● What is asked
Filter this material down to the lines that hold "stan", copying each one.
-------- Data entries --------
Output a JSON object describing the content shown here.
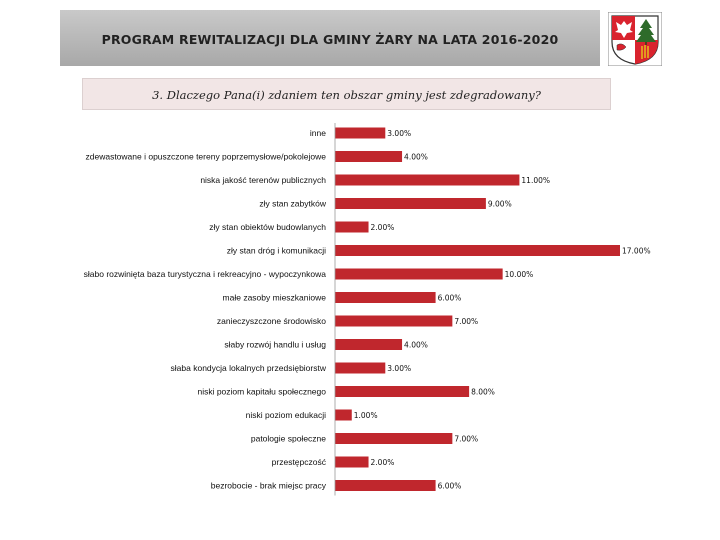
{
  "header": {
    "title": "PROGRAM REWITALIZACJI DLA GMINY ŻARY NA LATA 2016-2020"
  },
  "question": "3. Dlaczego Pana(i) zdaniem ten obszar gminy jest zdegradowany?",
  "colors": {
    "bar": "#c0272d",
    "header_bg": "#b5b5b5",
    "question_bg": "#f2e6e6"
  },
  "chart_data": {
    "type": "bar",
    "orientation": "horizontal",
    "categories": [
      "inne",
      "zdewastowane i opuszczone tereny poprzemysłowe/pokolejowe",
      "niska jakość terenów publicznych",
      "zły stan zabytków",
      "zły stan obiektów budowlanych",
      "zły stan dróg i komunikacji",
      "słabo rozwinięta baza turystyczna i rekreacyjno - wypoczynkowa",
      "małe zasoby mieszkaniowe",
      "zanieczyszczone środowisko",
      "słaby rozwój handlu i usług",
      "słaba kondycja lokalnych przedsiębiorstw",
      "niski poziom kapitału społecznego",
      "niski poziom edukacji",
      "patologie społeczne",
      "przestępczość",
      "bezrobocie - brak miejsc pracy"
    ],
    "values": [
      3,
      4,
      11,
      9,
      2,
      17,
      10,
      6,
      7,
      4,
      3,
      8,
      1,
      7,
      2,
      6
    ],
    "value_labels": [
      "3.00%",
      "4.00%",
      "11.00%",
      "9.00%",
      "2.00%",
      "17.00%",
      "10.00%",
      "6.00%",
      "7.00%",
      "4.00%",
      "3.00%",
      "8.00%",
      "1.00%",
      "7.00%",
      "2.00%",
      "6.00%"
    ],
    "xlim": [
      0,
      17
    ],
    "unit": "%",
    "grid": false,
    "legend": "none"
  }
}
--------
● Written solution
      "zły stan zabytków",
      "zły stan obiektów budowlanych",
      "zły stan dróg i komunikacji",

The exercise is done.